Data shown:

╔══

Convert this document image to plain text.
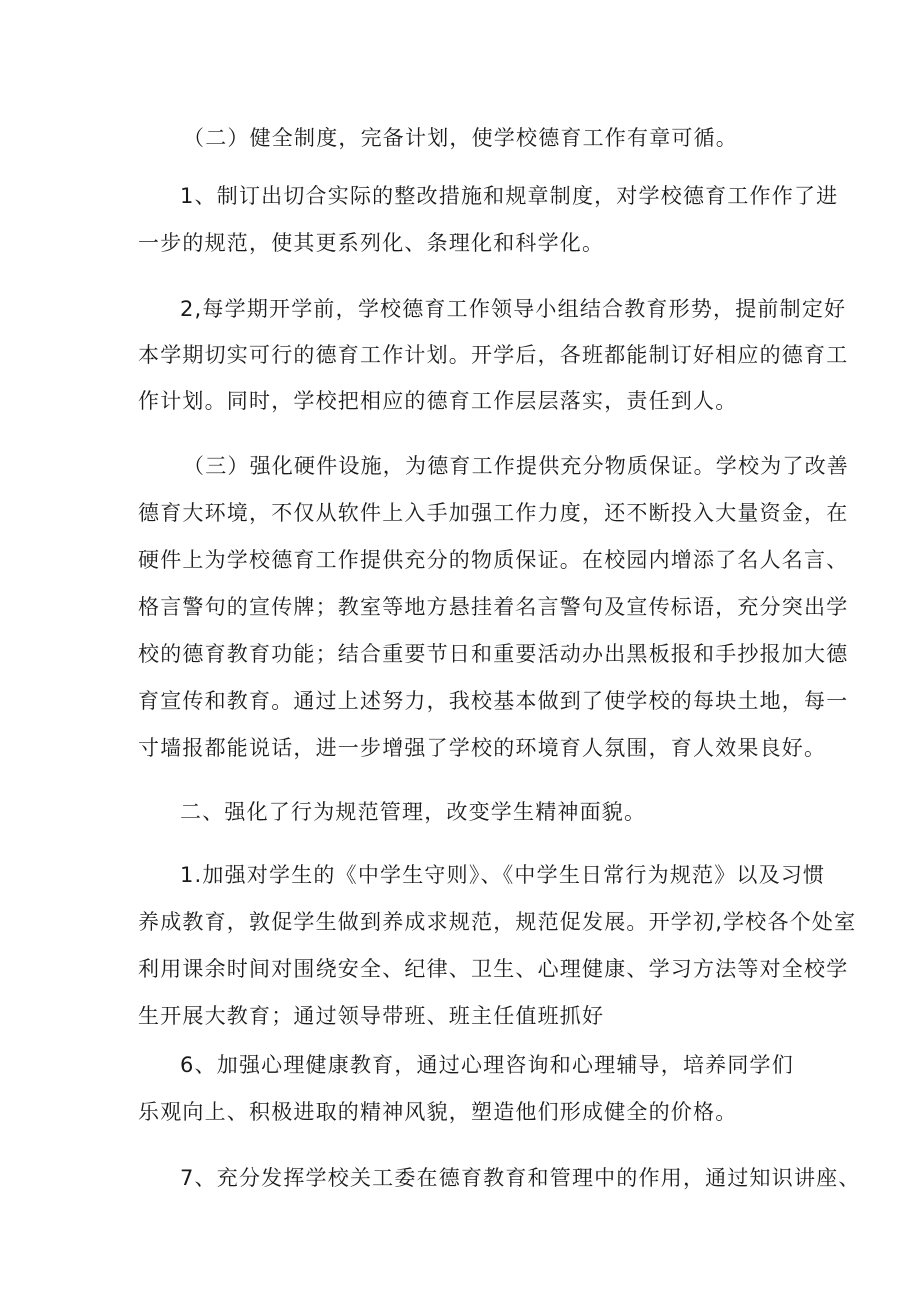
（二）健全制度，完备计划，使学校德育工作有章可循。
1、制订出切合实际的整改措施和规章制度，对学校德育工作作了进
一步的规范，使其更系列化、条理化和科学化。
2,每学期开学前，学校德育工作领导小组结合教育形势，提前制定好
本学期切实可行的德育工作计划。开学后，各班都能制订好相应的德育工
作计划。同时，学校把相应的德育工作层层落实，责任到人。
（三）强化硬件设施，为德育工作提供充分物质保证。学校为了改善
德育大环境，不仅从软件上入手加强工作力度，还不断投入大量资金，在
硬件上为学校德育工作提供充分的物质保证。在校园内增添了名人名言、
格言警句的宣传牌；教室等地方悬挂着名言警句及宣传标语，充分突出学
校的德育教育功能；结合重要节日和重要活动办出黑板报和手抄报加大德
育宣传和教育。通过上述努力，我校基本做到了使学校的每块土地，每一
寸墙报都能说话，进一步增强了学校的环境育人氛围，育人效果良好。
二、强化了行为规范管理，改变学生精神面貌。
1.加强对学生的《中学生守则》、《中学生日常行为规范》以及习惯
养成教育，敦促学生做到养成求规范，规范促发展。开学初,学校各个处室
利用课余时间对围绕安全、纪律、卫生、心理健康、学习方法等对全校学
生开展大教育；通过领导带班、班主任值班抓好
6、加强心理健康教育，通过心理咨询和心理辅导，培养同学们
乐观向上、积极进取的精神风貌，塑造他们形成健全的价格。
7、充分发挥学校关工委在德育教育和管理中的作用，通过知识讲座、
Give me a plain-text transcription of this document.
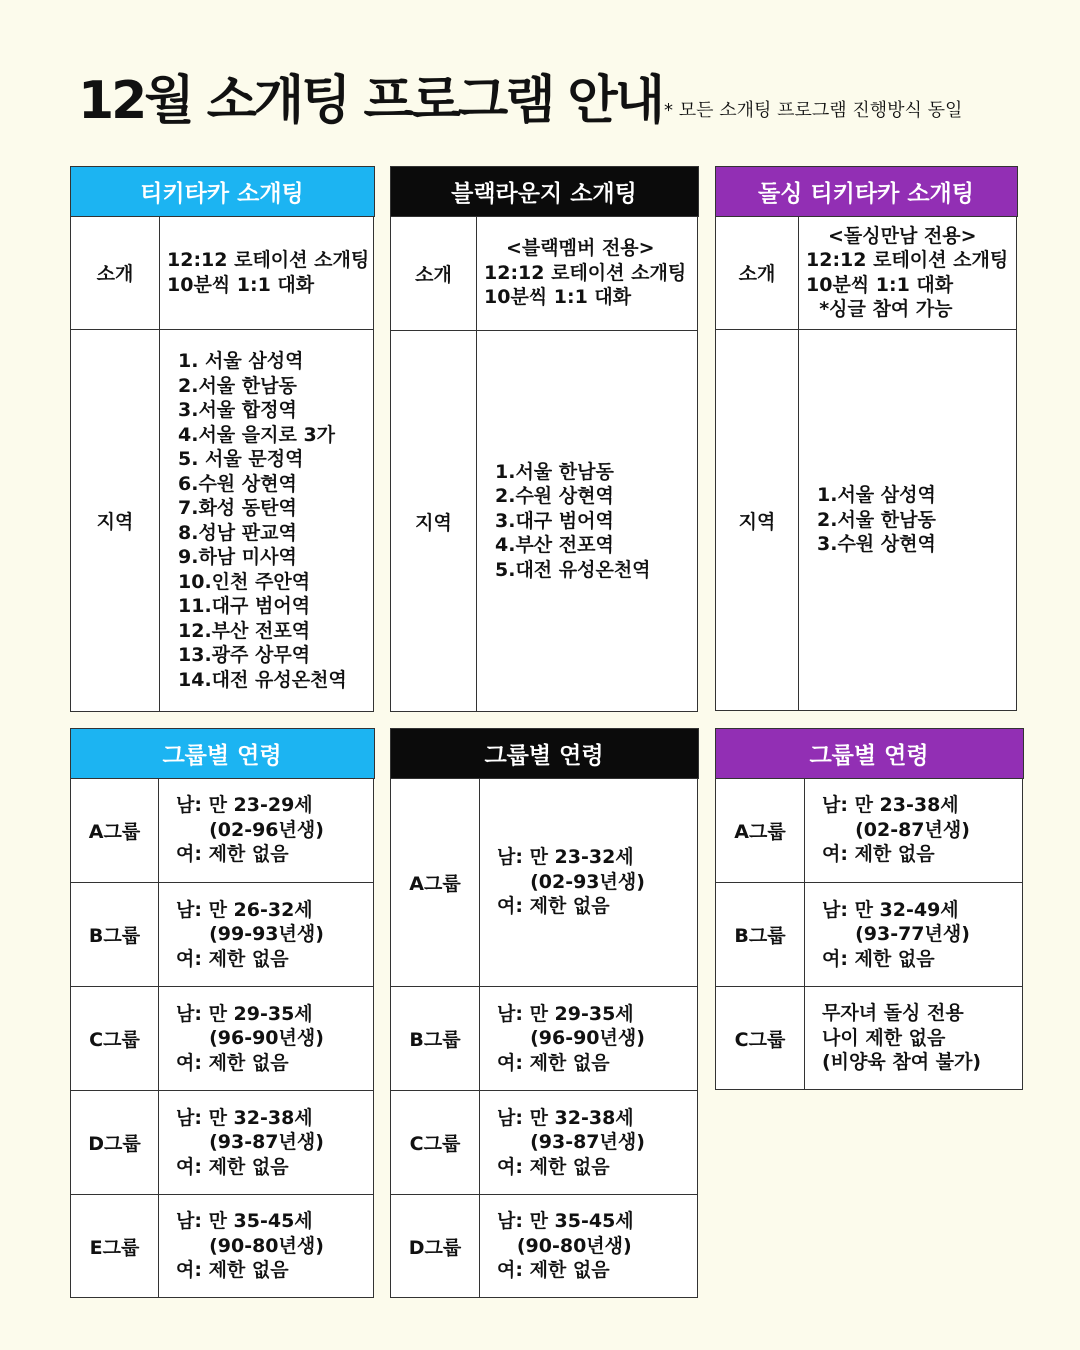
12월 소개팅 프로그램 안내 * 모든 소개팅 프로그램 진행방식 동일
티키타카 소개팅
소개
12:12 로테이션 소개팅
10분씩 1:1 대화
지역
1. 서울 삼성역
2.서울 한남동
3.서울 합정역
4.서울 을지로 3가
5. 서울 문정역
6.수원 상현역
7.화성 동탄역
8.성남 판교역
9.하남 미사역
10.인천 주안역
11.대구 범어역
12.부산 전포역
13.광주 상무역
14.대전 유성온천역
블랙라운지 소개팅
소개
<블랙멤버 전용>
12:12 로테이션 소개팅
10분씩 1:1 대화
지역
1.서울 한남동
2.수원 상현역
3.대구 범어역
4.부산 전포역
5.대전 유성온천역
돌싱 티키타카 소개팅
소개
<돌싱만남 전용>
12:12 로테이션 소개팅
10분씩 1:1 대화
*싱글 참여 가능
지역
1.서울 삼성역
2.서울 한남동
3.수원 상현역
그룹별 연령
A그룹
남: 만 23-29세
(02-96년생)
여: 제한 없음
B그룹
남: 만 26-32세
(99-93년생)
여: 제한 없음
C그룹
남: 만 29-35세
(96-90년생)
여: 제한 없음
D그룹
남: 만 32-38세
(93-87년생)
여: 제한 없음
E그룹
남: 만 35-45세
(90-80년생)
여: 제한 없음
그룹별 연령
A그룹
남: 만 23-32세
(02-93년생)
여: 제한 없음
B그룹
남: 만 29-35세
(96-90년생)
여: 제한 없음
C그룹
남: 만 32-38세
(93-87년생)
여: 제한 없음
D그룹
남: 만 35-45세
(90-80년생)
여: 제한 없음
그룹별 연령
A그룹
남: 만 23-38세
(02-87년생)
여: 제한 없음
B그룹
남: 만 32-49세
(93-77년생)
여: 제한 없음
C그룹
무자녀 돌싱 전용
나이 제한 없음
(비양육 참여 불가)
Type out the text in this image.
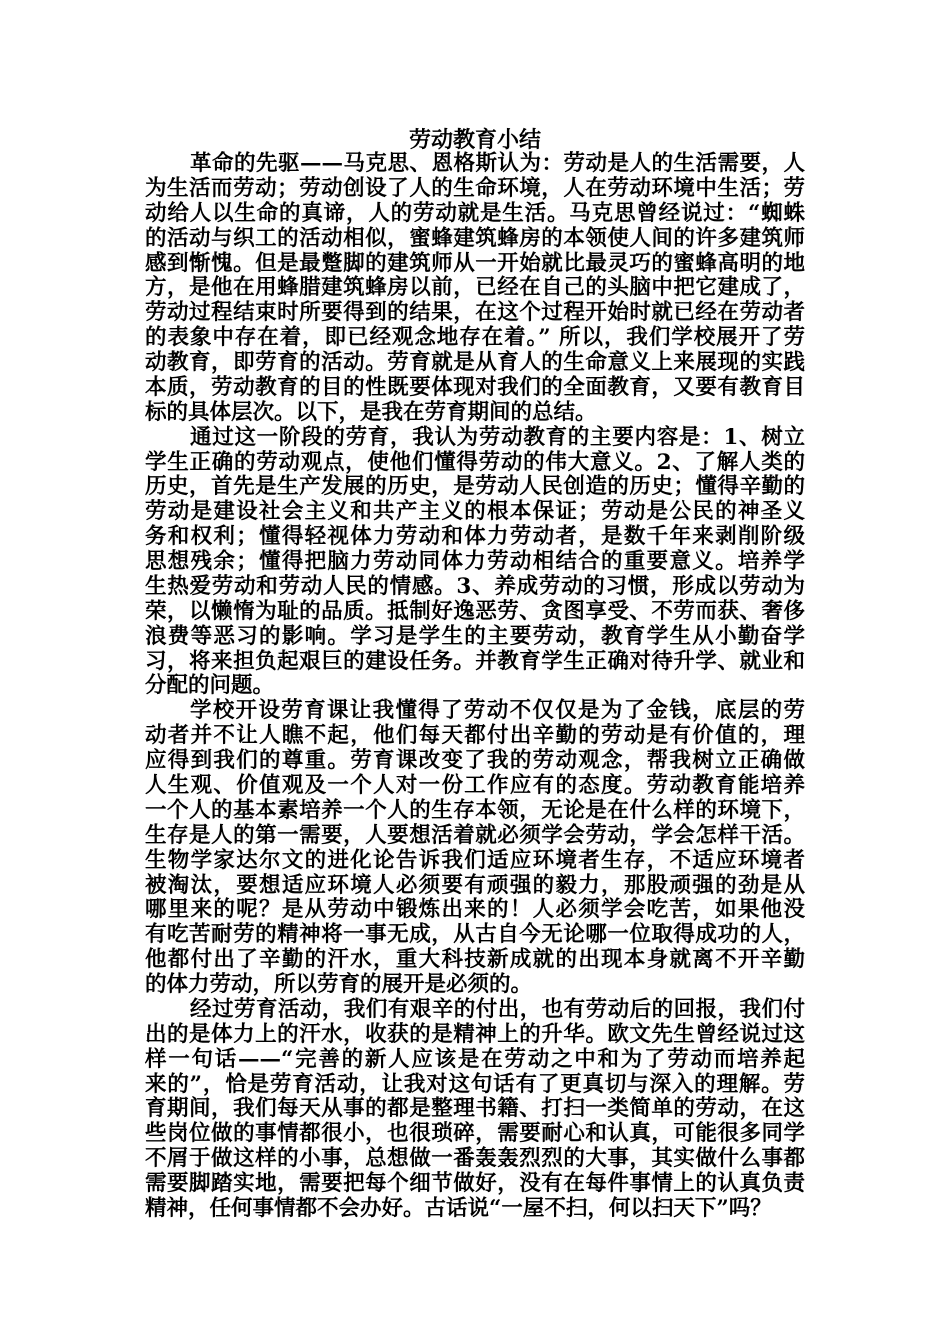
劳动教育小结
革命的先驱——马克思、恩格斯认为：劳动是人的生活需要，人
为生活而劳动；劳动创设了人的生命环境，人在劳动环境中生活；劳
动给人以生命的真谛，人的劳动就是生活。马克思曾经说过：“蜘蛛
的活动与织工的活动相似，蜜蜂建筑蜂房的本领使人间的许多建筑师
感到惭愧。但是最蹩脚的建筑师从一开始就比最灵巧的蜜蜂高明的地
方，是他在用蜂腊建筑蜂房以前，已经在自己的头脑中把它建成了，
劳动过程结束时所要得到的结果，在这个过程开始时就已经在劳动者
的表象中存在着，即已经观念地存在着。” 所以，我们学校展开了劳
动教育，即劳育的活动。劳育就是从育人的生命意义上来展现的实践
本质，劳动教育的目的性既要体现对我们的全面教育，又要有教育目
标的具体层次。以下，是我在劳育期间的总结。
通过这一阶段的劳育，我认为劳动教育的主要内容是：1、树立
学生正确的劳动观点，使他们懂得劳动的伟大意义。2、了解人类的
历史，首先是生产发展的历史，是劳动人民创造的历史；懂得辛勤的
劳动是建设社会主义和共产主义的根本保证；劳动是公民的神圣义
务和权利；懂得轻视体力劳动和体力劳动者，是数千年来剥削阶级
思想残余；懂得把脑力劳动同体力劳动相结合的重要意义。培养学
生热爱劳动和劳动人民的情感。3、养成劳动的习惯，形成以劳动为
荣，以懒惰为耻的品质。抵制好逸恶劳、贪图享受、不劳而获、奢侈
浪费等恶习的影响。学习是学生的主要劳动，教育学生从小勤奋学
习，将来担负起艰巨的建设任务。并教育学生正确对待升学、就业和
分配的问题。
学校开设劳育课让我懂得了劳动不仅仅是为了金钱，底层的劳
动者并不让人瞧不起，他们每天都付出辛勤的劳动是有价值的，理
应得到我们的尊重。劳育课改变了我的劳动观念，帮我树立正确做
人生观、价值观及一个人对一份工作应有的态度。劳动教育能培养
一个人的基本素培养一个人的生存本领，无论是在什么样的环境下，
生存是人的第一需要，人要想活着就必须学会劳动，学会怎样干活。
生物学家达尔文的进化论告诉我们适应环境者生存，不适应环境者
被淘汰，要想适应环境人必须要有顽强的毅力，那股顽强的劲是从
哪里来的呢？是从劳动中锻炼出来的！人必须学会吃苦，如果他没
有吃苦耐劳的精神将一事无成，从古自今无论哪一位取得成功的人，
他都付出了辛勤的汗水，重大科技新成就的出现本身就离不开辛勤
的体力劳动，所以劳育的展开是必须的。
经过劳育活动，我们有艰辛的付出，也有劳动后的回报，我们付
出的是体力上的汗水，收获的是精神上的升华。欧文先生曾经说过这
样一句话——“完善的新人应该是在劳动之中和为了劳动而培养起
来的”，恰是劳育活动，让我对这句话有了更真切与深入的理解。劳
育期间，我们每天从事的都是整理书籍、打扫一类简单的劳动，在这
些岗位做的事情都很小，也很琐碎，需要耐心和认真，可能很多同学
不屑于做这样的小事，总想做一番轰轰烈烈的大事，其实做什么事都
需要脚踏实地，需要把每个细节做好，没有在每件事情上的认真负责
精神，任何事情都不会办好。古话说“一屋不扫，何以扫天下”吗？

╚══

Work to complete: Pull out each line containing the word "this" and copy it.

Answer to the exercise:
Convert this document image to plain text.
Give me a plain-text transcription of this document.
Type out the text in this image.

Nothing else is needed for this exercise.